GOAL: List each line in which the string "coat" appears.

GIVEN ENTRIES:

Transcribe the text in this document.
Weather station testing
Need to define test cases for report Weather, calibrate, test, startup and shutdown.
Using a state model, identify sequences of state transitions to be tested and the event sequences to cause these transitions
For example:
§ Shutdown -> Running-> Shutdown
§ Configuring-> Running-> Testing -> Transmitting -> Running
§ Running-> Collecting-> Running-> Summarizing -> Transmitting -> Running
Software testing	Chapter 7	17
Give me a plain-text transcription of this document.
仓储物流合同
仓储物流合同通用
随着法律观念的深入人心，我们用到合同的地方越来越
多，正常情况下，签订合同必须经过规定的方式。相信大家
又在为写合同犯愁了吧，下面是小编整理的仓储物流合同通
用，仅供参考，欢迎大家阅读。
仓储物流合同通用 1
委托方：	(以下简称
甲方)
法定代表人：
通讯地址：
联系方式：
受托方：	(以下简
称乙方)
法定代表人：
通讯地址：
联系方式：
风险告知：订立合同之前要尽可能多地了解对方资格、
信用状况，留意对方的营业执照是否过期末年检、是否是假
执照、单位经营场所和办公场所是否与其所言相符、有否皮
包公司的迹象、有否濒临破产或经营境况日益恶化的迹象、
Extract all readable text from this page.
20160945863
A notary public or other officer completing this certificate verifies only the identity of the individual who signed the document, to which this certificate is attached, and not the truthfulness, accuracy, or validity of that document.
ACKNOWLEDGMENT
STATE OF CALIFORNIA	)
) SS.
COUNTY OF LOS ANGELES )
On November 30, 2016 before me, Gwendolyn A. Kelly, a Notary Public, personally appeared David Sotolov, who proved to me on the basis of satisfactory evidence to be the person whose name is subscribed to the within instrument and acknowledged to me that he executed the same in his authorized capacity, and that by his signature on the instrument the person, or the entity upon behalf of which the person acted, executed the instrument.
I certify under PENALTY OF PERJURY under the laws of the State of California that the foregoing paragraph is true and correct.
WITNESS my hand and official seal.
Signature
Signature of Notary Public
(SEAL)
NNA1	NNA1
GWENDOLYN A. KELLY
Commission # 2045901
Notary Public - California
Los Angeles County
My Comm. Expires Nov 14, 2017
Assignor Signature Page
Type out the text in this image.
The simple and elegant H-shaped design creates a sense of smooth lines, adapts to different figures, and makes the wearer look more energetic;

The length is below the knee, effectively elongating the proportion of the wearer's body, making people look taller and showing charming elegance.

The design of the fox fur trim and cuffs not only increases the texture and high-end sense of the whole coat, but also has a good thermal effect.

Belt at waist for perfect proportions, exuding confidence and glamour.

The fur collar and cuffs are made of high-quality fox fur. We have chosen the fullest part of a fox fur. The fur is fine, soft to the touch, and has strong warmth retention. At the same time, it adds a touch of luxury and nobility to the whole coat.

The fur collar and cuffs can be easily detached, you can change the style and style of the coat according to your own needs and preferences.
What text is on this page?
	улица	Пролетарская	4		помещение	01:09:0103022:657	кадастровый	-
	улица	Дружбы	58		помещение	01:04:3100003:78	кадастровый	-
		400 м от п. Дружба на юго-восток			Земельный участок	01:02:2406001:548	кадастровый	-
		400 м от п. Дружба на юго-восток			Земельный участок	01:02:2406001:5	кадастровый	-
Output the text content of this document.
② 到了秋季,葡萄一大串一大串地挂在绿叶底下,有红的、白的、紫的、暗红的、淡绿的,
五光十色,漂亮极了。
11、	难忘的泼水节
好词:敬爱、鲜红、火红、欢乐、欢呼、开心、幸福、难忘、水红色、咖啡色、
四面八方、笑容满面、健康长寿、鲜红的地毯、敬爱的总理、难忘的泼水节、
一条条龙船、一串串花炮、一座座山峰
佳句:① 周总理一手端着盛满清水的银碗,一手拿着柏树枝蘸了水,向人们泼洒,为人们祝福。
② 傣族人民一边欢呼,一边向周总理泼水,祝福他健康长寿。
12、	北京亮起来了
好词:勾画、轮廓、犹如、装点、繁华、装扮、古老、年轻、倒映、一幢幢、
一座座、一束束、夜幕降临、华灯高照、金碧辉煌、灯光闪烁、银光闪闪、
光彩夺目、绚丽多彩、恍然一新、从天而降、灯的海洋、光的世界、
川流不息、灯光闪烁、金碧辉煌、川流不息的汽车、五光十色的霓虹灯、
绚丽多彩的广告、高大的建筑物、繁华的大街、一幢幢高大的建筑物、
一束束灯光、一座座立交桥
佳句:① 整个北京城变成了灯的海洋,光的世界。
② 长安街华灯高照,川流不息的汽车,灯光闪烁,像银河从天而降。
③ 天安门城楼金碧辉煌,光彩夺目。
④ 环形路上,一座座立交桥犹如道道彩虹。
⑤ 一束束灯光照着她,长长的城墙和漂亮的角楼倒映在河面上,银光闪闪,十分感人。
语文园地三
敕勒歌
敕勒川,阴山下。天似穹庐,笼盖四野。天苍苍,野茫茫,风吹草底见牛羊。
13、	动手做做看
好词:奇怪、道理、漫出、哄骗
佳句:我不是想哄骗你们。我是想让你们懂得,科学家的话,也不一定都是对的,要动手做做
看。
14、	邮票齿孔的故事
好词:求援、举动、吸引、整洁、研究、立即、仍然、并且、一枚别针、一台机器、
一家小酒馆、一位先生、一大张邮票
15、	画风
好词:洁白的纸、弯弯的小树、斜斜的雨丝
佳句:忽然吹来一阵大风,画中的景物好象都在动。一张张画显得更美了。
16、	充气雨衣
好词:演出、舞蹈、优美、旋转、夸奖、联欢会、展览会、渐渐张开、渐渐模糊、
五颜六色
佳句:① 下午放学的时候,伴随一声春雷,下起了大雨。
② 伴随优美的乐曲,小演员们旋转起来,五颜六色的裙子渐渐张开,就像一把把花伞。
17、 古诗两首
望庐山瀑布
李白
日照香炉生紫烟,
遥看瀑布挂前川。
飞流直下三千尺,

SOLUTION:
The design of the fox fur trim and cuffs not only increases the texture and high-end sense of the whole coat, but also has a good thermal effect.
The fur collar and cuffs are made of high-quality fox fur. We have chosen the fullest part of a fox fur. The fur is fine, soft to the touch, and has strong warmth retention. At the same time, it adds a touch of luxury and nobility to the whole coat.
The fur collar and cuffs can be easily detached, you can change the style and style of the coat according to your own needs and preferences.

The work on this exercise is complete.